**REQUIREMENT:**
A complete and exact copy of the data below is the task.
──────── INFORMATION GIVEN
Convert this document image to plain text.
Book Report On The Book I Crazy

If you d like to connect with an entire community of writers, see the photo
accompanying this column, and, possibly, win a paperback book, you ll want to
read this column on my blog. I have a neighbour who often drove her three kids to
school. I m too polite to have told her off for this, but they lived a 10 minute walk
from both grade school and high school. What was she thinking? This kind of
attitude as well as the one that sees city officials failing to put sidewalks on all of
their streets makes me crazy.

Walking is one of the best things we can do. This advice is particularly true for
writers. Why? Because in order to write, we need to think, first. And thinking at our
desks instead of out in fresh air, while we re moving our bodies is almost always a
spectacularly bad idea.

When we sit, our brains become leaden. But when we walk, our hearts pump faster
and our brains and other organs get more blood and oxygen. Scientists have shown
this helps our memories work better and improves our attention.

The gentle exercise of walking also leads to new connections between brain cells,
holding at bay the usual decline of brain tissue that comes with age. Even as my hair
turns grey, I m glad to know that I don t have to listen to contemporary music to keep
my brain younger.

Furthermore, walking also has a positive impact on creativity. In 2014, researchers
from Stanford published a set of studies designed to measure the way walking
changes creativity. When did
────────────────
**REPLY:**
Convert this document image to plain text.
Book Report On The Book I Crazy

If you d like to connect with an entire community of writers, see the photo
accompanying this column, and, possibly, win a paperback book, you ll want to
read this column on my blog. I have a neighbour who often drove her three kids to
school. I m too polite to have told her off for this, but they lived a 10 minute walk
from both grade school and high school. What was she thinking? This kind of
attitude as well as the one that sees city officials failing to put sidewalks on all of
their streets makes me crazy.

Walking is one of the best things we can do. This advice is particularly true for
writers. Why? Because in order to write, we need to think, first. And thinking at our
desks instead of out in fresh air, while we re moving our bodies is almost always a
spectacularly bad idea.

When we sit, our brains become leaden. But when we walk, our hearts pump faster
and our brains and other organs get more blood and oxygen. Scientists have shown
this helps our memories work better and improves our attention.

The gentle exercise of walking also leads to new connections between brain cells,
holding at bay the usual decline of brain tissue that comes with age. Even as my hair
turns grey, I m glad to know that I don t have to listen to contemporary music to keep
my brain younger.

Furthermore, walking also has a positive impact on creativity. In 2014, researchers
from Stanford published a set of studies designed to measure the way walking
changes creativity. When did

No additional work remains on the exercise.